Items from a dataset:
──────

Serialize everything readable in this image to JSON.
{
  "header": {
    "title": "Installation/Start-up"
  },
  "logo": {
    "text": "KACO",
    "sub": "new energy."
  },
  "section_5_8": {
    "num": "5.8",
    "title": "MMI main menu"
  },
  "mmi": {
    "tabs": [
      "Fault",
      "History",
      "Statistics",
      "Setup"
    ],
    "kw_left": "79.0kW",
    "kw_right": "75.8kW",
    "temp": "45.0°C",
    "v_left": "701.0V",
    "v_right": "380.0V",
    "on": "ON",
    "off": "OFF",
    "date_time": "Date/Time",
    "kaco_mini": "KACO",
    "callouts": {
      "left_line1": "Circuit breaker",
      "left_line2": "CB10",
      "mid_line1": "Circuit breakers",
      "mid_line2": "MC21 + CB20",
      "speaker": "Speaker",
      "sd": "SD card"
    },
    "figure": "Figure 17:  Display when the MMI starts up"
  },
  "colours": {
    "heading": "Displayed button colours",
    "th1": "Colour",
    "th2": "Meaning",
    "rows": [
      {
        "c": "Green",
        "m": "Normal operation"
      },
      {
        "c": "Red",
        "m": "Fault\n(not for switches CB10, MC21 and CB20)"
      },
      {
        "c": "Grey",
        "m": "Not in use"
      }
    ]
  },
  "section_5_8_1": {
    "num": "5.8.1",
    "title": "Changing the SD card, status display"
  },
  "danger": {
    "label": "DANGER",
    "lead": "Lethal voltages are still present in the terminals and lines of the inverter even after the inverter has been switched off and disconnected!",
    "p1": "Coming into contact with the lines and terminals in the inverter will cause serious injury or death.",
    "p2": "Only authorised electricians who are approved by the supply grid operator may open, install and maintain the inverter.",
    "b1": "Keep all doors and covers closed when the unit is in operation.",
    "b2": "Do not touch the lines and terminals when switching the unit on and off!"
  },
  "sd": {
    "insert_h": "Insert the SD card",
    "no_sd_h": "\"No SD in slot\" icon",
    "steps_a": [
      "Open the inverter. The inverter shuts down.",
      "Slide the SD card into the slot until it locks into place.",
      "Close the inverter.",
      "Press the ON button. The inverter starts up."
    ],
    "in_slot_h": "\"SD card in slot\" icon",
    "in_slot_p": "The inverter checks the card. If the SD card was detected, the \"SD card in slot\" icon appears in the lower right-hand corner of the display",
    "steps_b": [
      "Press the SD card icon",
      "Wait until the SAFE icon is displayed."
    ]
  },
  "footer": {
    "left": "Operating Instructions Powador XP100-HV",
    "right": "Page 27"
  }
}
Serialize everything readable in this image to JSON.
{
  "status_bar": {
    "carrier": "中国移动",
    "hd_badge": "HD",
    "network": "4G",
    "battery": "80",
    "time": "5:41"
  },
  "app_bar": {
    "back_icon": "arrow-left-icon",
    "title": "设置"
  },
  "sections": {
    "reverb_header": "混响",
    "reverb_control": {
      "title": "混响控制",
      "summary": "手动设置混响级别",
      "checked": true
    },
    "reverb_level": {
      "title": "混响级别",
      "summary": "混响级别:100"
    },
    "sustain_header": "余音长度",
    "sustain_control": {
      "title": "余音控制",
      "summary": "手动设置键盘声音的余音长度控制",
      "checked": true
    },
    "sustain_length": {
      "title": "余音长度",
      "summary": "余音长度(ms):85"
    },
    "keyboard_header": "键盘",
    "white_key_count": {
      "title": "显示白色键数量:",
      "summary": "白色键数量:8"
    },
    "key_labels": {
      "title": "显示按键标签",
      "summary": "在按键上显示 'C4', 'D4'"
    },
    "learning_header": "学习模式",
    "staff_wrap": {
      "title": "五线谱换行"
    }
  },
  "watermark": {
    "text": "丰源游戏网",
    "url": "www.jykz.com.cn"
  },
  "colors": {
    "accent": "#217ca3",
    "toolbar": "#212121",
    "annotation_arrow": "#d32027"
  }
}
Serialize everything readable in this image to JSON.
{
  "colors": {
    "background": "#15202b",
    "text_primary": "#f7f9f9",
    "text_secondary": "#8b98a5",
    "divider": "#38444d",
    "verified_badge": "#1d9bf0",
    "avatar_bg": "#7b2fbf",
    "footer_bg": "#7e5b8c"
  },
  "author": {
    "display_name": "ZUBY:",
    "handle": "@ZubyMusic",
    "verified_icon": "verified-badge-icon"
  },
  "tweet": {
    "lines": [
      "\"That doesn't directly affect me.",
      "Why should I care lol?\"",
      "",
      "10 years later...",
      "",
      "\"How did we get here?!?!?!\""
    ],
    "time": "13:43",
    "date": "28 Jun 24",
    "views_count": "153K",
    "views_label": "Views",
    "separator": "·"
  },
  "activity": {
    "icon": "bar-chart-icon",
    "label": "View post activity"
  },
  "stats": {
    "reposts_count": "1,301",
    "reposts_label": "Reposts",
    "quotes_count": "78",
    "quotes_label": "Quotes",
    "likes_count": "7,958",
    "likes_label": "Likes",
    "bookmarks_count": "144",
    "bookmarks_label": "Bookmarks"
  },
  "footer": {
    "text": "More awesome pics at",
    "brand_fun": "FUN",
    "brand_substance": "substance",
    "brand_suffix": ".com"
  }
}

──────

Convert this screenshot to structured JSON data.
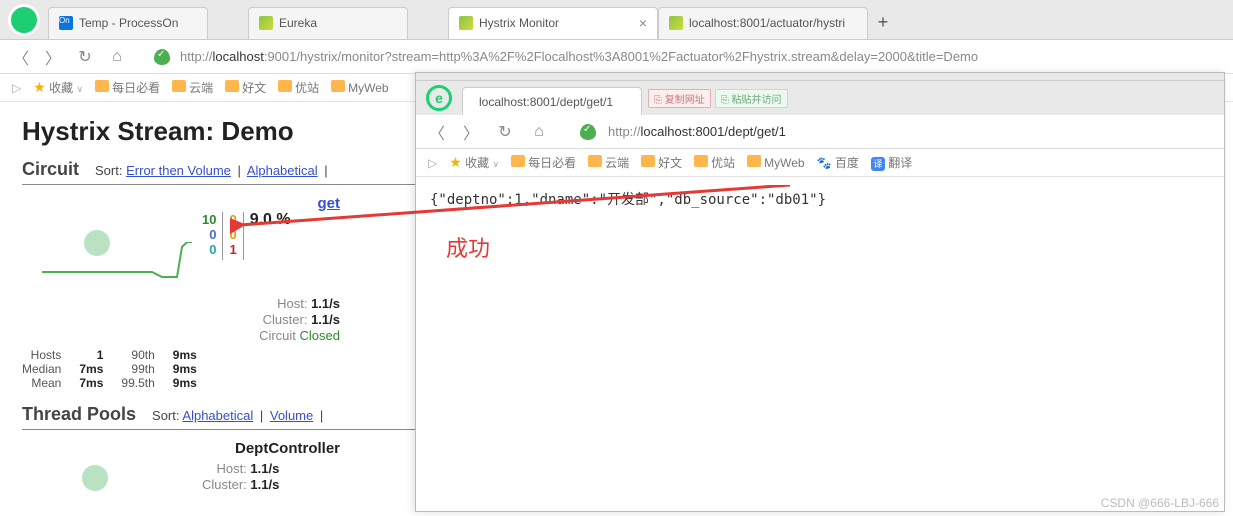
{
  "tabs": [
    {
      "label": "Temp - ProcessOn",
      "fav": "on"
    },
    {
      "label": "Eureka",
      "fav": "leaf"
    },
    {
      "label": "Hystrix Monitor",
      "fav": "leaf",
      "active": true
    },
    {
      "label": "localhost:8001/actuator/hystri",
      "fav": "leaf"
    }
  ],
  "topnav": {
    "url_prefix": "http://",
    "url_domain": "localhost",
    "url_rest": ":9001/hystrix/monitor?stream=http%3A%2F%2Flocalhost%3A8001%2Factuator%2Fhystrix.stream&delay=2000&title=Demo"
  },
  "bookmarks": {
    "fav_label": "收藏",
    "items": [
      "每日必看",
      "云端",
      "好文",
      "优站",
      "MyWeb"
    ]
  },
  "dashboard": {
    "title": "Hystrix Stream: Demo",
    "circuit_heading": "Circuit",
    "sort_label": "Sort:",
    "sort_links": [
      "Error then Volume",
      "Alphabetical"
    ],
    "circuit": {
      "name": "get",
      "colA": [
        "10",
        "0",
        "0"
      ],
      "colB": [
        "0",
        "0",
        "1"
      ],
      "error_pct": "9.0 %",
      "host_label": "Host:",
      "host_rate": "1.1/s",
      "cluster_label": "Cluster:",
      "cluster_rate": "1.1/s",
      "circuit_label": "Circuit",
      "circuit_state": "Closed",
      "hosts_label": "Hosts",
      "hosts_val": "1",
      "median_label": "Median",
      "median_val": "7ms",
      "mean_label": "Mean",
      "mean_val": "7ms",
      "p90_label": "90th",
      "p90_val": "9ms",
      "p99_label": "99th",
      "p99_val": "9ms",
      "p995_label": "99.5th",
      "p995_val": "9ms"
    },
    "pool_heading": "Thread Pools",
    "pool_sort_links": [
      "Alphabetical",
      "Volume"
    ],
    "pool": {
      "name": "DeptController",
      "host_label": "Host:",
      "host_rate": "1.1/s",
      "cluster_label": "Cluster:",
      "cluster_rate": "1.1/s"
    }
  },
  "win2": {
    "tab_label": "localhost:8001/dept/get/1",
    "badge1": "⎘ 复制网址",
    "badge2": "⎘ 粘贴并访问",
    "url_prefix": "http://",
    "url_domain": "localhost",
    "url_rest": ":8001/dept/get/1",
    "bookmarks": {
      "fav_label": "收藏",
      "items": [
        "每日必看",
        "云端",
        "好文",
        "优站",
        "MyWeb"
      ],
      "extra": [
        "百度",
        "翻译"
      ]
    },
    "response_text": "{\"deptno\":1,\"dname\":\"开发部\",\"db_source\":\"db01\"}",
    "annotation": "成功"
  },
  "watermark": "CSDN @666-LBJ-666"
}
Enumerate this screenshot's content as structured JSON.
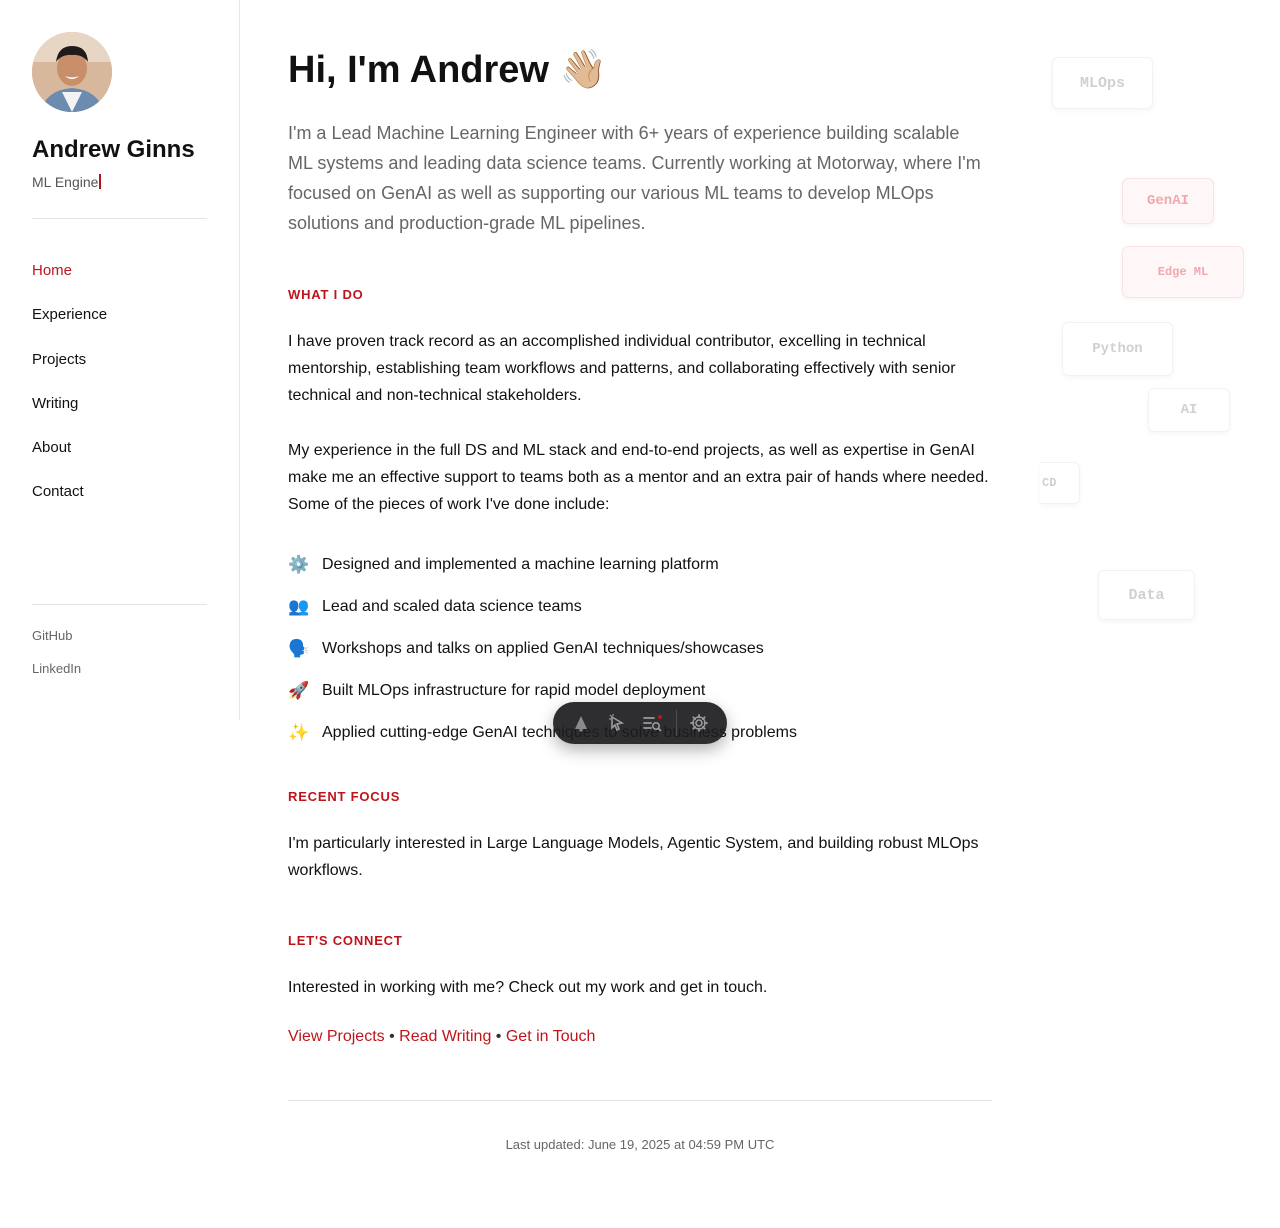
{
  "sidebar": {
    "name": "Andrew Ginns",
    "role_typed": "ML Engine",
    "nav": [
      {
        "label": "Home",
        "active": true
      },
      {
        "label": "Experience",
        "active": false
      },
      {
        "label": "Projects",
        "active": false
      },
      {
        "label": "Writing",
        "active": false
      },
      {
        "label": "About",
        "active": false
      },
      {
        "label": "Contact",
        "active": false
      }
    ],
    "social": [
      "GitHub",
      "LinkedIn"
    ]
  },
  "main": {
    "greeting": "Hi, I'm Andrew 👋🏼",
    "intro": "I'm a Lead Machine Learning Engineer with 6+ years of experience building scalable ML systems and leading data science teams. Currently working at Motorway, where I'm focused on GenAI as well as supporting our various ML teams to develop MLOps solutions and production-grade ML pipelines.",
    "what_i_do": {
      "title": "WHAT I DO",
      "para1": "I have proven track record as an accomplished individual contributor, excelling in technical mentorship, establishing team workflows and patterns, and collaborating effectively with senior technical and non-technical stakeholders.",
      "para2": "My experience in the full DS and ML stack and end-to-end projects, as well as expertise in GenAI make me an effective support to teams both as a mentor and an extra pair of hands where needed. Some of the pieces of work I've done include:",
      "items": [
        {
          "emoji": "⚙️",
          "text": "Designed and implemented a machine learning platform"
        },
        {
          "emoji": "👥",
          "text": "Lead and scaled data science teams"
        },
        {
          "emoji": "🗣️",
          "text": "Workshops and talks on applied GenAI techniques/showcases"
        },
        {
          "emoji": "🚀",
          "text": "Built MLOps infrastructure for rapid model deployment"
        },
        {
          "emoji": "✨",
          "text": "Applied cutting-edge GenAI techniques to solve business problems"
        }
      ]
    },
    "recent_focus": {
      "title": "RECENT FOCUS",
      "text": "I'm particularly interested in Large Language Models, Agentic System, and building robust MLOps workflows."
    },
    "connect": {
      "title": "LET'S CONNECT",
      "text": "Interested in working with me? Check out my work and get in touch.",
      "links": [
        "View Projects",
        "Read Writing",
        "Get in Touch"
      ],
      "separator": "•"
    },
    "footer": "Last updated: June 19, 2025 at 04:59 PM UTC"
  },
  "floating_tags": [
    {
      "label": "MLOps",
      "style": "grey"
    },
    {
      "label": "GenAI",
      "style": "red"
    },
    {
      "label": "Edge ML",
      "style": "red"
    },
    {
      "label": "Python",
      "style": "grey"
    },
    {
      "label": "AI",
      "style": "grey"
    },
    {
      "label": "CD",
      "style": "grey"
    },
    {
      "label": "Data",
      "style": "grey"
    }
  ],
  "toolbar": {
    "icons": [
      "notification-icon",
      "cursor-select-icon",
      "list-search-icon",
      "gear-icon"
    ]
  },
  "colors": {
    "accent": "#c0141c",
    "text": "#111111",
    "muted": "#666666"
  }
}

──────

### GIVEN PROBLEM:
Check each line of the records for the word "button", and show the lines that contain it.

### ANSWER:
    "heading": "Displayed button colours",
      "Press the ON button. The inverter starts up."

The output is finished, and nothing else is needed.